- _WHAT IS BEING ASKED_
Scan the data below. Pull out each line where "risk" occurs.

- _TASK DATA_

** begin **

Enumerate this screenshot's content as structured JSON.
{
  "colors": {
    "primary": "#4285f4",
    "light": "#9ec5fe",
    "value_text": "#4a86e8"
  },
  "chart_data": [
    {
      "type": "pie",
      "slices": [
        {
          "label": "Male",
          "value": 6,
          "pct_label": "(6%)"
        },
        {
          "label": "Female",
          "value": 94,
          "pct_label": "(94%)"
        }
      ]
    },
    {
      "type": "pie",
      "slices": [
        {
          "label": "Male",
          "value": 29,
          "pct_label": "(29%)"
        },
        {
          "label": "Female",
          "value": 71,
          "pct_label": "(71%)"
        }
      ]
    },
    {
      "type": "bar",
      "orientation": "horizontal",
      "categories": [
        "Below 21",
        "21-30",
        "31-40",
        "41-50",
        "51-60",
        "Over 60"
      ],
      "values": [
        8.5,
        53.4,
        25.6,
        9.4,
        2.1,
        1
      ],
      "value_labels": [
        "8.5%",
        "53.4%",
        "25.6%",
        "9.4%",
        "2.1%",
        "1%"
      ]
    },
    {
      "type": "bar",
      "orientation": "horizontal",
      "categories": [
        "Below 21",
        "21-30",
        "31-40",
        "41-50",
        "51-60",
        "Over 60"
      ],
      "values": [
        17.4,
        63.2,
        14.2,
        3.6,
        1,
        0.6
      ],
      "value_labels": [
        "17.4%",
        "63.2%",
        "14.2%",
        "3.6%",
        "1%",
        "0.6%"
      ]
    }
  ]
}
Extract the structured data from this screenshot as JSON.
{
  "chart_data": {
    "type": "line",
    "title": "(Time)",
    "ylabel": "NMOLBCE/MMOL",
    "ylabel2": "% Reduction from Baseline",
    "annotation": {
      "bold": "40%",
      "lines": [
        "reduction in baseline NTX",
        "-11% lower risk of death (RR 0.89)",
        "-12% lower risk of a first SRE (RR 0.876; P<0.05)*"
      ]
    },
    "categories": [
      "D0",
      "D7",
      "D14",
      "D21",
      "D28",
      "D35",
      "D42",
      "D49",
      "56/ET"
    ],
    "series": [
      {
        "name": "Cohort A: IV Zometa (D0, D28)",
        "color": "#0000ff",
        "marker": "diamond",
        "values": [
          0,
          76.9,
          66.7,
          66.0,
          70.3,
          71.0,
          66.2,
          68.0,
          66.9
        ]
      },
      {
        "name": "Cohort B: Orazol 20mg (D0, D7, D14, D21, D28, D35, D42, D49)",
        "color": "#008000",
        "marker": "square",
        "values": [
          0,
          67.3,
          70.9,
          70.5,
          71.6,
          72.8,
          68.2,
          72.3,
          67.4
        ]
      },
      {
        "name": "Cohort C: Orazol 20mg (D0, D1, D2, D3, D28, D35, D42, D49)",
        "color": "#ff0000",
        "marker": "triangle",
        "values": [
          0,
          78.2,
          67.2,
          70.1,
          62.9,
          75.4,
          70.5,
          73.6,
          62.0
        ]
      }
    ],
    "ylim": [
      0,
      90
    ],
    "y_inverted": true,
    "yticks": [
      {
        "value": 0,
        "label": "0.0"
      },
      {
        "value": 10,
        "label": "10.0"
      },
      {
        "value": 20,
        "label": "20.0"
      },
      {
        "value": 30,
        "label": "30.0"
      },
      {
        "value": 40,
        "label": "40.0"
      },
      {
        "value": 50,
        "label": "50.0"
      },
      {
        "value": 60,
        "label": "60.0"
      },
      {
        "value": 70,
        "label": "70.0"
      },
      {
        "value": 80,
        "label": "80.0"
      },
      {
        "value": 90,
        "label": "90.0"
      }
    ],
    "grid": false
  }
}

** end **
** begin **

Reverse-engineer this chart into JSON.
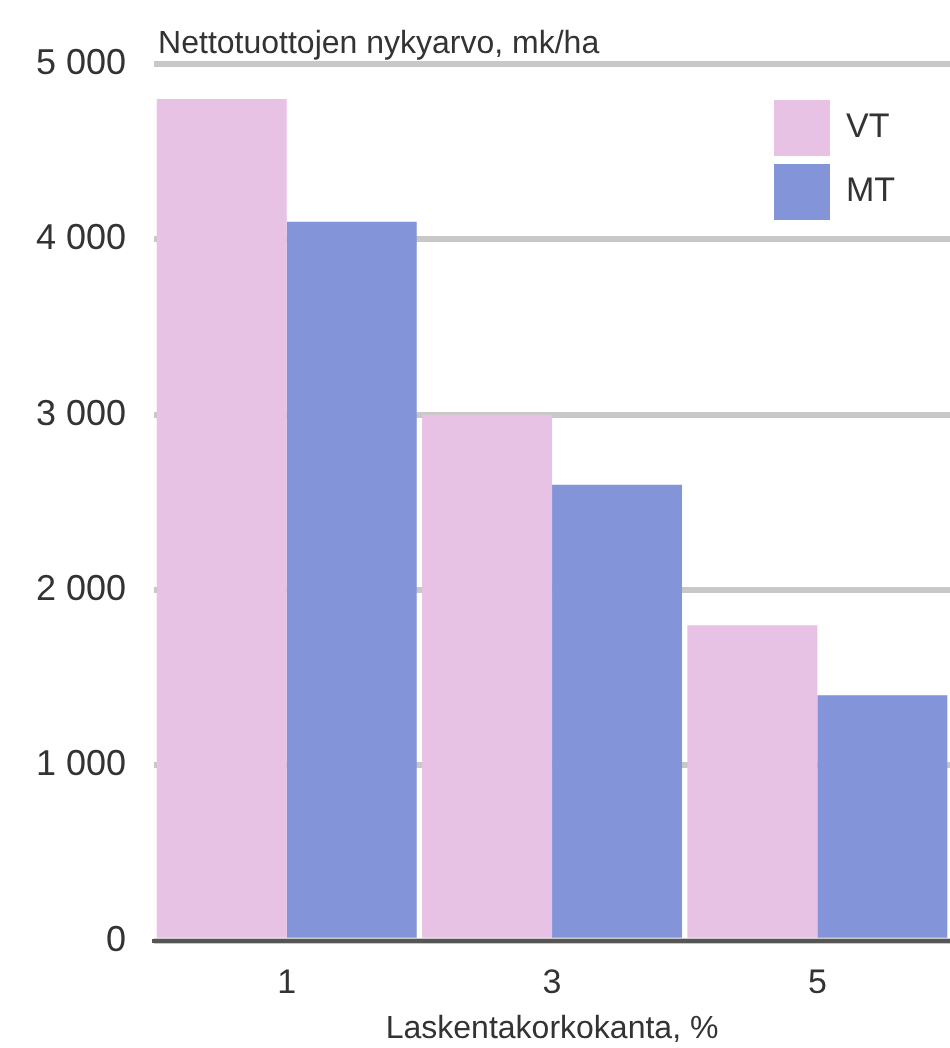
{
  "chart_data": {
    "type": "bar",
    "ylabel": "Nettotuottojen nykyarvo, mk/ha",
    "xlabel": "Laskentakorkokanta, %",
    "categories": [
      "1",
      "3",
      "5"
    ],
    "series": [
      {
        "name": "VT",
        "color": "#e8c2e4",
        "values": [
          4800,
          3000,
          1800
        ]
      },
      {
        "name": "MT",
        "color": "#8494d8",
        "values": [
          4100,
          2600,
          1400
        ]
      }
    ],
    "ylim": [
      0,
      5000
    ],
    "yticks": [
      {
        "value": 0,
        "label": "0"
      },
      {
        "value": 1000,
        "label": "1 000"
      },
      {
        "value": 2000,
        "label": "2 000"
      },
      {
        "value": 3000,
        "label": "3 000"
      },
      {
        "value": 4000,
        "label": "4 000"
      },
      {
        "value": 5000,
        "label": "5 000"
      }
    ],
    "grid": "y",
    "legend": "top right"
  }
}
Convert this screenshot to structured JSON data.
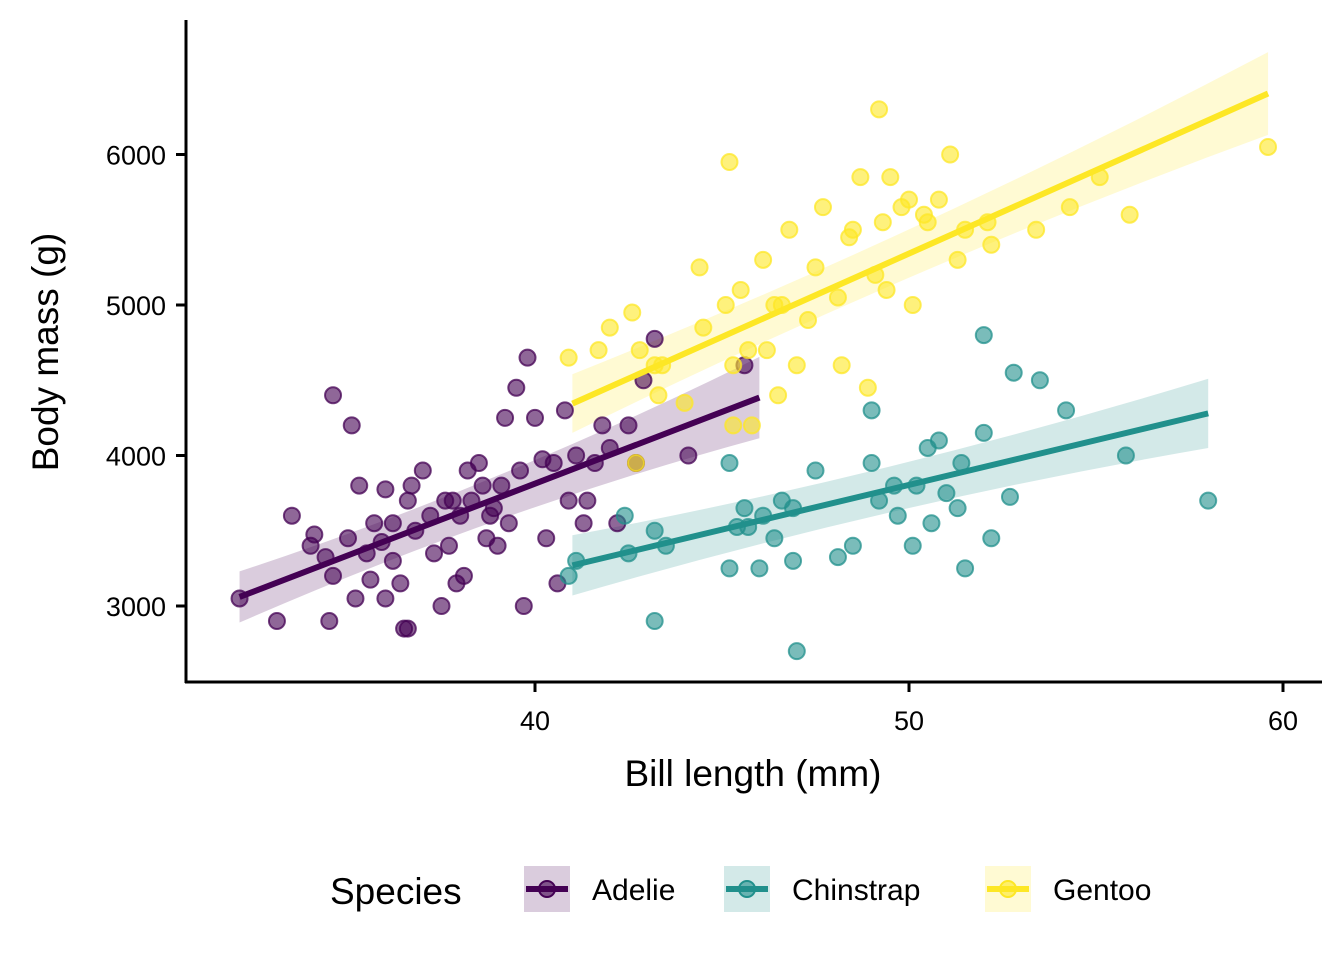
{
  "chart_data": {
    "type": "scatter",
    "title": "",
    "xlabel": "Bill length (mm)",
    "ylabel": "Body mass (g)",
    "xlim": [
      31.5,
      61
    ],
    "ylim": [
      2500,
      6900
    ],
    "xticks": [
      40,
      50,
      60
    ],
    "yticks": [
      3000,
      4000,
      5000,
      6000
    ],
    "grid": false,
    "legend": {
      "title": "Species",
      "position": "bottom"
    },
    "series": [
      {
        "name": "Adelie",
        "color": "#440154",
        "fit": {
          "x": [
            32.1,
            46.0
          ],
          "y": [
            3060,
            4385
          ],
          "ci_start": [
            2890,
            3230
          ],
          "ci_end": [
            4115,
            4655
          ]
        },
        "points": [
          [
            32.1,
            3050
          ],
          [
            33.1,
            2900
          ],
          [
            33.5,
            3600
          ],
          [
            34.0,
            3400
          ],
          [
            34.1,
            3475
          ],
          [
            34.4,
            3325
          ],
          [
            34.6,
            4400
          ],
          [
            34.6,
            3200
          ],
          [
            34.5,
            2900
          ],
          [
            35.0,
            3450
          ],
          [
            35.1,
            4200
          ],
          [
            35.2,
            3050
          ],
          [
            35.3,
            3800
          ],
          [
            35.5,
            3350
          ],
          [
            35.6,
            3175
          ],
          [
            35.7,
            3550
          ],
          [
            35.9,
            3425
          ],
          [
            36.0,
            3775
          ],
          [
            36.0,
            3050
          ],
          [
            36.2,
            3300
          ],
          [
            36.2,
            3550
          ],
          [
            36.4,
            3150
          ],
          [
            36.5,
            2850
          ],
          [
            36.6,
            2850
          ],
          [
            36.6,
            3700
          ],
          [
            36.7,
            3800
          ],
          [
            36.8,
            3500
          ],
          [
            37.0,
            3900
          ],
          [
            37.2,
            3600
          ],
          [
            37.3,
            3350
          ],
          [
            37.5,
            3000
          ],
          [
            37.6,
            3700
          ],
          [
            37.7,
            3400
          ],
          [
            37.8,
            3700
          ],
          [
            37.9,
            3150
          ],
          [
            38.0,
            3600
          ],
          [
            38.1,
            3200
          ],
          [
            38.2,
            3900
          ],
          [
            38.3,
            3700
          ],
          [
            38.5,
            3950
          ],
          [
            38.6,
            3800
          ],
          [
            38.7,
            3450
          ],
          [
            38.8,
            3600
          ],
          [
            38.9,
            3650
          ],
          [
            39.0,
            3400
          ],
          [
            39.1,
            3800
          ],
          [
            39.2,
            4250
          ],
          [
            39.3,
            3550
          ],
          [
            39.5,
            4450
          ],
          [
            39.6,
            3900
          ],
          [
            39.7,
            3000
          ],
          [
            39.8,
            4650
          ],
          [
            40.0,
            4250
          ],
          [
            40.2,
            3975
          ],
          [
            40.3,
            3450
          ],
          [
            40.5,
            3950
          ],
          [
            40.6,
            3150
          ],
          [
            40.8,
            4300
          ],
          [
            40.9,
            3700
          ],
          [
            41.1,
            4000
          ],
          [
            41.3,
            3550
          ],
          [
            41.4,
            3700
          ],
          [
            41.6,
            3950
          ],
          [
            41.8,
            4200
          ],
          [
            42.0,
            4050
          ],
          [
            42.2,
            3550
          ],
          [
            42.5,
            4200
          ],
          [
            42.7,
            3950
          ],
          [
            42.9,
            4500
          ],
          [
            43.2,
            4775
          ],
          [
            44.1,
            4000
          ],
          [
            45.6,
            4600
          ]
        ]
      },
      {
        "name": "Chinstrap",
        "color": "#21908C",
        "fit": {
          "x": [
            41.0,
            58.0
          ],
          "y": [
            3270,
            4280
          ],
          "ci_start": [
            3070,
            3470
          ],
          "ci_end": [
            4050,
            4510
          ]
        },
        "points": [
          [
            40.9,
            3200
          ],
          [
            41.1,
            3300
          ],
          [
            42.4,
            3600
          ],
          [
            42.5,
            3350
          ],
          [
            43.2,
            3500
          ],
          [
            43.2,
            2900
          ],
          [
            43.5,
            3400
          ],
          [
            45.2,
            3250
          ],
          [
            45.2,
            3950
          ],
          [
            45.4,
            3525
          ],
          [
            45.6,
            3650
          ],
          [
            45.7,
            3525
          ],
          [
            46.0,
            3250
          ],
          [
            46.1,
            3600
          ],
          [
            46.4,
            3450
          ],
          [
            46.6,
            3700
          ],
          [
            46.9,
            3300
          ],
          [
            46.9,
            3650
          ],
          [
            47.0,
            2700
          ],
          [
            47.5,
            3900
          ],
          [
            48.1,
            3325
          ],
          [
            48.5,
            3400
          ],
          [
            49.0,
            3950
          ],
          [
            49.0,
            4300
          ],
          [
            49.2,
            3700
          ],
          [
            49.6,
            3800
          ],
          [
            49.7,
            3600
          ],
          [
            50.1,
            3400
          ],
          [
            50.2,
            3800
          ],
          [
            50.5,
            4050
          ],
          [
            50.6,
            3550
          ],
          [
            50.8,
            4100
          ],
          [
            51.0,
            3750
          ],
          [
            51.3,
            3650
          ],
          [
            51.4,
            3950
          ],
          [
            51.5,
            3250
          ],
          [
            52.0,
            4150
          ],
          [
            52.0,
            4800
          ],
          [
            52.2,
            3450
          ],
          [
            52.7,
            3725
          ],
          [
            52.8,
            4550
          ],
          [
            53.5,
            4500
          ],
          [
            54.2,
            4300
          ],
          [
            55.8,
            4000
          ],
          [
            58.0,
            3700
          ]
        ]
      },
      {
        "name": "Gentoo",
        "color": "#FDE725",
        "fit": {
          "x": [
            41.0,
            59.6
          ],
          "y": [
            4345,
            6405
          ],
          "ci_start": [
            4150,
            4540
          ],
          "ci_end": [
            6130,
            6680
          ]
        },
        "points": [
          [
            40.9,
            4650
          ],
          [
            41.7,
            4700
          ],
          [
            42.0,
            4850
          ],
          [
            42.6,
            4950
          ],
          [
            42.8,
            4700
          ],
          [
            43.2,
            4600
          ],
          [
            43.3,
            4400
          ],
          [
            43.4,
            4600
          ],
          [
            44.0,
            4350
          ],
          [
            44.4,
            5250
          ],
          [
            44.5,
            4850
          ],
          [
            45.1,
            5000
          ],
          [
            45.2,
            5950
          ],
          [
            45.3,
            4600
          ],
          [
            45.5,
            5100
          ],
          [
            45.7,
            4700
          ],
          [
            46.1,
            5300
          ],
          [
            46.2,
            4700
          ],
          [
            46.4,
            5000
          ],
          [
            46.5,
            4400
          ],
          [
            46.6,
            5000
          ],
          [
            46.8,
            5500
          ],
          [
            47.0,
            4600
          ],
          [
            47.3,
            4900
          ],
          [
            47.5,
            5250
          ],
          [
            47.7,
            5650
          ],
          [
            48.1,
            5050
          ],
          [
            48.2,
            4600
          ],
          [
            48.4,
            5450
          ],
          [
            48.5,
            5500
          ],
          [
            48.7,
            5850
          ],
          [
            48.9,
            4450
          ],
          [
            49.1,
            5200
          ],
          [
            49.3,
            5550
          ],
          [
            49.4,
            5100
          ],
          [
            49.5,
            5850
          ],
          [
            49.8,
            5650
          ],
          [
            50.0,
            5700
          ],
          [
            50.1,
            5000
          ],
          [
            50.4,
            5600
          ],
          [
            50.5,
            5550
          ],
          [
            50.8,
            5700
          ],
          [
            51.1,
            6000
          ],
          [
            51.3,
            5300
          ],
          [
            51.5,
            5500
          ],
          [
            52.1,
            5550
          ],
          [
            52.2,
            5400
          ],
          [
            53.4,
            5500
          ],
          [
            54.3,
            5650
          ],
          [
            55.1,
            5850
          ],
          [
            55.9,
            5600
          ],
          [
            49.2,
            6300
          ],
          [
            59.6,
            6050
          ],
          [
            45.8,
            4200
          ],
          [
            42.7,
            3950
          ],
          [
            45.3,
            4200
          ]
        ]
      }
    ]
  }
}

** end **
** begin **

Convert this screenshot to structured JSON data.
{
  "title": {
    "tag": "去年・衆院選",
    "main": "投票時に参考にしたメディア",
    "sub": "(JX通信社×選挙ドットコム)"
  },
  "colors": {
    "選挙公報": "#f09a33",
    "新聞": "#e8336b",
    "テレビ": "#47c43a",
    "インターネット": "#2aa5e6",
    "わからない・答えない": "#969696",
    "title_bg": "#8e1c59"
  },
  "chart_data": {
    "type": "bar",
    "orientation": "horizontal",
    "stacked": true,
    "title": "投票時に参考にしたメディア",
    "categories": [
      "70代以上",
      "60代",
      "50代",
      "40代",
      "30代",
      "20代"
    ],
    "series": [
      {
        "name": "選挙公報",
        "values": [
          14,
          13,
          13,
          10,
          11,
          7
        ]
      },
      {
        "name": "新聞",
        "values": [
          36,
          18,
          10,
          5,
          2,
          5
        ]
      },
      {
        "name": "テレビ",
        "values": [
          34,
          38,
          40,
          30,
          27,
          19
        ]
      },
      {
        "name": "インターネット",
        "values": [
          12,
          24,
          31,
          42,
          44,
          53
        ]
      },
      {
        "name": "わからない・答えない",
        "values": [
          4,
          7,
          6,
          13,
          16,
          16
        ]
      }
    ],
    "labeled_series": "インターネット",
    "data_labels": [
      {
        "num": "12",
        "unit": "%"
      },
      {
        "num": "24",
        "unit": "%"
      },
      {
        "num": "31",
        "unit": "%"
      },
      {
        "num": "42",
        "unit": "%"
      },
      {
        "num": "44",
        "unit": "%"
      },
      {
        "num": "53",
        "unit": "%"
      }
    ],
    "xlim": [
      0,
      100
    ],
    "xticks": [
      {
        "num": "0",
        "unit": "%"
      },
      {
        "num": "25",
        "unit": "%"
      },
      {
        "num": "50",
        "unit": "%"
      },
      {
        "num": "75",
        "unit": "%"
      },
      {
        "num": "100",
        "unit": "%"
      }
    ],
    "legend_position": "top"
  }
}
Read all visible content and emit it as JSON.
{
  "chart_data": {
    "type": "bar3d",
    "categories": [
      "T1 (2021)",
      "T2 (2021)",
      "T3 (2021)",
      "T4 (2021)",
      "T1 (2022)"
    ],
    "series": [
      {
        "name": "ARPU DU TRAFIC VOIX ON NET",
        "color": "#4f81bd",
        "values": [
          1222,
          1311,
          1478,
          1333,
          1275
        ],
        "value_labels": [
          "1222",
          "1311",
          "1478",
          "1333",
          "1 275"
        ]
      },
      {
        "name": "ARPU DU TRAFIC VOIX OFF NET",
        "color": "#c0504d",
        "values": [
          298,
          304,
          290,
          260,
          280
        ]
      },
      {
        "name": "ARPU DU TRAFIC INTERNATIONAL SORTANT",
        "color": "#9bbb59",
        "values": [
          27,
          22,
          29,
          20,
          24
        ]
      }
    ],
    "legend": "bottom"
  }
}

** end **

- _ANSWER TO THE PROBLEM_
        "-11% lower risk of death (RR 0.89)",
        "-12% lower risk of a first SRE (RR 0.876; P<0.05)*"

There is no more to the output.